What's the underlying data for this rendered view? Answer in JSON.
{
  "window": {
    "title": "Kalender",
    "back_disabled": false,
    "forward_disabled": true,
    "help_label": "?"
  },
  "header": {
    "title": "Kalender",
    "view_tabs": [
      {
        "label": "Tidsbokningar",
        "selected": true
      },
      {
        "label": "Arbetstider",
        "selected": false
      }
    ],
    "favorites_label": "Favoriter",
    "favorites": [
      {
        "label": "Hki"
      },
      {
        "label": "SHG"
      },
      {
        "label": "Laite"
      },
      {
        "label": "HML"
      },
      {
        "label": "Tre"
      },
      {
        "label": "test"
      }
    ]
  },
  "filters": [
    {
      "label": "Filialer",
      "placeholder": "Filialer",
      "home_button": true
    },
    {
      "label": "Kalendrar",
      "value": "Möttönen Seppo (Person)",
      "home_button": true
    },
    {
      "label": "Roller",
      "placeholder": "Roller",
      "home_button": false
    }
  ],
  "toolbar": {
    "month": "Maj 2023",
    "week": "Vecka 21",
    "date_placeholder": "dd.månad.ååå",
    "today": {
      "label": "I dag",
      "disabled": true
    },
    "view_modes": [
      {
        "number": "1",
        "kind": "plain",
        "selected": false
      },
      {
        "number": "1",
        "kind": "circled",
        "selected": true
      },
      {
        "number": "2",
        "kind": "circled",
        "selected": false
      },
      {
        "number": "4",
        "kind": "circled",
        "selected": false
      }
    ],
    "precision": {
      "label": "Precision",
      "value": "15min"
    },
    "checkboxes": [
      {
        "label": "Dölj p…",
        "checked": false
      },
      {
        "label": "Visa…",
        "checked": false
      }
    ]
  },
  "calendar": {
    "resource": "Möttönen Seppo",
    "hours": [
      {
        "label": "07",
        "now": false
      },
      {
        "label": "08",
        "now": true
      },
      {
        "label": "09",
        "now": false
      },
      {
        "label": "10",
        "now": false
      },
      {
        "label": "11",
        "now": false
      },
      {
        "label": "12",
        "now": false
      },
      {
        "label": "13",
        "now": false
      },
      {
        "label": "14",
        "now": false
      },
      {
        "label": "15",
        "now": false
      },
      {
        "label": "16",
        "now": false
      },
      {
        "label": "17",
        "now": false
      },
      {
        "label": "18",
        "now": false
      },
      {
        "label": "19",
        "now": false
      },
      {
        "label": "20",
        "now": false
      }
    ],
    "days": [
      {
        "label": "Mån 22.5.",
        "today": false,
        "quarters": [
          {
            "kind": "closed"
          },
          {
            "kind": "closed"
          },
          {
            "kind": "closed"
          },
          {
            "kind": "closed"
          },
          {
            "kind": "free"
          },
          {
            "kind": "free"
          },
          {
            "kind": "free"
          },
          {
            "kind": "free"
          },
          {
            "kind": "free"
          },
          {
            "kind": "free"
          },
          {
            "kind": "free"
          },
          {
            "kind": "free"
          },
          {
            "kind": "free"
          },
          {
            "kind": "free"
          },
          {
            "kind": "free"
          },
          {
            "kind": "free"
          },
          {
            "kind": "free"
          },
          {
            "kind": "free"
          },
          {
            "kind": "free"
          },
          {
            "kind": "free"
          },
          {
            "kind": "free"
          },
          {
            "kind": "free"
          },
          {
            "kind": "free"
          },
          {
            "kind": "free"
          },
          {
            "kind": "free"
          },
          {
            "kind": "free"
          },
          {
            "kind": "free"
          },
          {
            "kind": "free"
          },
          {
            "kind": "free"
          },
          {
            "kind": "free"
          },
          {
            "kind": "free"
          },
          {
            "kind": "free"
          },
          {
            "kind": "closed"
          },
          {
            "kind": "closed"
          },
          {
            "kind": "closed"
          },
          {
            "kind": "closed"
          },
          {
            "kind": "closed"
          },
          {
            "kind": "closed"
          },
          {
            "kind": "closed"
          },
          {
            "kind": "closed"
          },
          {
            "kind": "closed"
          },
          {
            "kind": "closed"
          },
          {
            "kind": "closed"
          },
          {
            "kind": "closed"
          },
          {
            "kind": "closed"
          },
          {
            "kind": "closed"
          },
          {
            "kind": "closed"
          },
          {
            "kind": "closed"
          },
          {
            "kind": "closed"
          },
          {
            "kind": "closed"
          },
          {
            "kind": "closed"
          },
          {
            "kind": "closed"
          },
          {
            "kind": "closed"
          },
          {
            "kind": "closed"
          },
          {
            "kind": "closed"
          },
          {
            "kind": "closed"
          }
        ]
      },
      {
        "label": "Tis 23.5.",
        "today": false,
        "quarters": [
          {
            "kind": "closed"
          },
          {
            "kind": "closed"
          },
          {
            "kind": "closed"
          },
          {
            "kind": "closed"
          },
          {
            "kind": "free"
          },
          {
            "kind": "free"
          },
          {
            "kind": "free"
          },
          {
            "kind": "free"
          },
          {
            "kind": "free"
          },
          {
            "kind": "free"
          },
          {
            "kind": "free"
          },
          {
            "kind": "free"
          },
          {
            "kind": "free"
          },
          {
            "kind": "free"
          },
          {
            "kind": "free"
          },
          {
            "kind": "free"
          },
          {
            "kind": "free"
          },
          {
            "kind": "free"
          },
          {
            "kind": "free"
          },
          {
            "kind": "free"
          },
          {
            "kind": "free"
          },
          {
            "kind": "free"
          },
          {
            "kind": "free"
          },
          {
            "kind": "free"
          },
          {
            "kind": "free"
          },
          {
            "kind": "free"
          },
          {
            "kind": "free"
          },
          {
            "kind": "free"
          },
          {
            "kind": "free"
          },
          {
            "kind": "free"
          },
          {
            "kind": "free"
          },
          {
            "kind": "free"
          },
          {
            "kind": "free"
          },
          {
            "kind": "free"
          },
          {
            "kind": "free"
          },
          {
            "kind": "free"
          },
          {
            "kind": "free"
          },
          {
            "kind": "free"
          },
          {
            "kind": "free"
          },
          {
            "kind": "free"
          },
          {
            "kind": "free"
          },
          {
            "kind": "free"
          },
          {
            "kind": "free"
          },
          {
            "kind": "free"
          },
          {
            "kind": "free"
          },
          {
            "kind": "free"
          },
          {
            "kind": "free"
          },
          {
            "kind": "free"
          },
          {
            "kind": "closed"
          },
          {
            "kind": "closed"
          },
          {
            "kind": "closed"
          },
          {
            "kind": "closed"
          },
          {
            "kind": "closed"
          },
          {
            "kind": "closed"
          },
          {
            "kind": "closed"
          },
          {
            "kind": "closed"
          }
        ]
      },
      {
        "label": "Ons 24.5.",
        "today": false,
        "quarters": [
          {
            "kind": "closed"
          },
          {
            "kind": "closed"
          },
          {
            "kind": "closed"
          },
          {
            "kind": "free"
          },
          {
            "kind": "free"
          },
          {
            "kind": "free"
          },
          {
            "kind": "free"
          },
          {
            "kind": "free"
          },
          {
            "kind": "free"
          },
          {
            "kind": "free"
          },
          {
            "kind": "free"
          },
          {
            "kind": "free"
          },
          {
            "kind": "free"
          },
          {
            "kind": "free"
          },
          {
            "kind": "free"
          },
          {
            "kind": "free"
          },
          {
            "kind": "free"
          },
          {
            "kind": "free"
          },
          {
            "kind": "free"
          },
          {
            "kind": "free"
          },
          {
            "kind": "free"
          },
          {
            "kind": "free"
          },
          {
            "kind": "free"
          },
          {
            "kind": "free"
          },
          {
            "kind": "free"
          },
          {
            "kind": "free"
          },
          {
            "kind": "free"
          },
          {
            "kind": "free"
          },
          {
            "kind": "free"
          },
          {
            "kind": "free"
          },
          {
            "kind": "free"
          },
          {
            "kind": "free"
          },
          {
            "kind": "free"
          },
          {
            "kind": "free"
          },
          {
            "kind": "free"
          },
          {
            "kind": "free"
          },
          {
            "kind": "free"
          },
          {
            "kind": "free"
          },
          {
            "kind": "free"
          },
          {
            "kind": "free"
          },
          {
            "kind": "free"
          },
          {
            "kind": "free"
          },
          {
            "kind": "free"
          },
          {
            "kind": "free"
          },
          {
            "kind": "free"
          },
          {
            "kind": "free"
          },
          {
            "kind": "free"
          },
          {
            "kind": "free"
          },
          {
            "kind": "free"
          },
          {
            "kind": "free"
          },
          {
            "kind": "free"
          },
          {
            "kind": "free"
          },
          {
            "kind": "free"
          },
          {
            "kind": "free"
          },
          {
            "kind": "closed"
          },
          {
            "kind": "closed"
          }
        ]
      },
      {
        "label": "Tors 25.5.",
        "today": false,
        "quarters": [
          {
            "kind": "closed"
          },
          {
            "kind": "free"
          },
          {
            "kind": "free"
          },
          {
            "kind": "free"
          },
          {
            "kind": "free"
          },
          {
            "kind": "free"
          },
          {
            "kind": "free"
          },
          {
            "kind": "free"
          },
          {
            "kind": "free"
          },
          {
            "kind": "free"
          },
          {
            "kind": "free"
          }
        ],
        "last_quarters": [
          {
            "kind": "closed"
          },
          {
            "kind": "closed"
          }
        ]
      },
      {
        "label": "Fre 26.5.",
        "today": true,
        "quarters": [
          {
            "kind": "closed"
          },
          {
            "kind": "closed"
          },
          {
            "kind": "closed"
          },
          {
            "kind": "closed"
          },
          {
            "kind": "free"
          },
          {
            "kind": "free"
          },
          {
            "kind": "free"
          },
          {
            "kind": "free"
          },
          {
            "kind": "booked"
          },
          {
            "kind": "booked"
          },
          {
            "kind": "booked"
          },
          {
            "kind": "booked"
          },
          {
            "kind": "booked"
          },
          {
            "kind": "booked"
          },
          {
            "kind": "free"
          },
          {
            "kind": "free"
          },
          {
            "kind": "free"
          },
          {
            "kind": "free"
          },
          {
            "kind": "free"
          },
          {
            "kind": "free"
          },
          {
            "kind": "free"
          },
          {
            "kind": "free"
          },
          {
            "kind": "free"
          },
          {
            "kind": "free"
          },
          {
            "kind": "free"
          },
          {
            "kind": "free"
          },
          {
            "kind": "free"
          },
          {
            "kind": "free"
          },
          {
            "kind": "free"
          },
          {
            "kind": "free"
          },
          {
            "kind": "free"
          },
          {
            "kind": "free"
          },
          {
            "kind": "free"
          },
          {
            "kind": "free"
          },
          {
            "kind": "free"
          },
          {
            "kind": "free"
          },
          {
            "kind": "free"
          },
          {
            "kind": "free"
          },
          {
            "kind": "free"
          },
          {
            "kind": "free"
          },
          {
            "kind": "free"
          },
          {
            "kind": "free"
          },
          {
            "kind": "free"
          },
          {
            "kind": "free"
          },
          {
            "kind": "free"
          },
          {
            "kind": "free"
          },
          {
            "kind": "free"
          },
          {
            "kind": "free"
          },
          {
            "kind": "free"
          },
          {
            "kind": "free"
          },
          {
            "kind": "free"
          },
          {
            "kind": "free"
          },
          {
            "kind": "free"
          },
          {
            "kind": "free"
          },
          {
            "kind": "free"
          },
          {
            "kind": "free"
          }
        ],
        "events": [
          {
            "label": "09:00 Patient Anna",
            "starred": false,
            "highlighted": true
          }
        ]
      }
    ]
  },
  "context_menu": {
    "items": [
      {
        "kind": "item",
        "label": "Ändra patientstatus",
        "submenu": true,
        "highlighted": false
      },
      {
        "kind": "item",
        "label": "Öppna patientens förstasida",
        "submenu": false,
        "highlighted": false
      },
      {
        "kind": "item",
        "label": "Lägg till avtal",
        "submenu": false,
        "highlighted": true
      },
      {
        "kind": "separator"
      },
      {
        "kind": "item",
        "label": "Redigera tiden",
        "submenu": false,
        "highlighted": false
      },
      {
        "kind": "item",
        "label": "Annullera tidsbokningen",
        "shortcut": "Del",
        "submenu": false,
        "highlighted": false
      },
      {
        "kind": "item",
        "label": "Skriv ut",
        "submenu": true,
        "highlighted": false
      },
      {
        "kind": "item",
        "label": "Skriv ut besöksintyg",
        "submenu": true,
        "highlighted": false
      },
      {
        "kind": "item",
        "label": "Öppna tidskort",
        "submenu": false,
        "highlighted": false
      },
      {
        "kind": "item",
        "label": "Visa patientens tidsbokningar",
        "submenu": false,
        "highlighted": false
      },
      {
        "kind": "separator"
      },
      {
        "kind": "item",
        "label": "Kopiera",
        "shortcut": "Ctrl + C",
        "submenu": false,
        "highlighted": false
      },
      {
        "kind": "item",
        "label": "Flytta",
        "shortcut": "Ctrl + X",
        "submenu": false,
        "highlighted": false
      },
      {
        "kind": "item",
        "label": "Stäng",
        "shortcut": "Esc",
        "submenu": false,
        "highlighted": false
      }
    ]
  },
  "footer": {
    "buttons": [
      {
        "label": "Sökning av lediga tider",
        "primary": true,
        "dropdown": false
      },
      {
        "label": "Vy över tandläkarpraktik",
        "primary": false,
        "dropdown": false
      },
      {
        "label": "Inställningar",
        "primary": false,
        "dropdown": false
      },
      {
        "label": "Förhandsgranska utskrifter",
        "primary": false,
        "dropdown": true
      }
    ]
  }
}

Directions for this task> If a line in the records contains the word "shortcut", copy it out.

Reply>
        "shortcut": "Del",
        "shortcut": "Ctrl + C",
        "shortcut": "Ctrl + X",
        "shortcut": "Esc",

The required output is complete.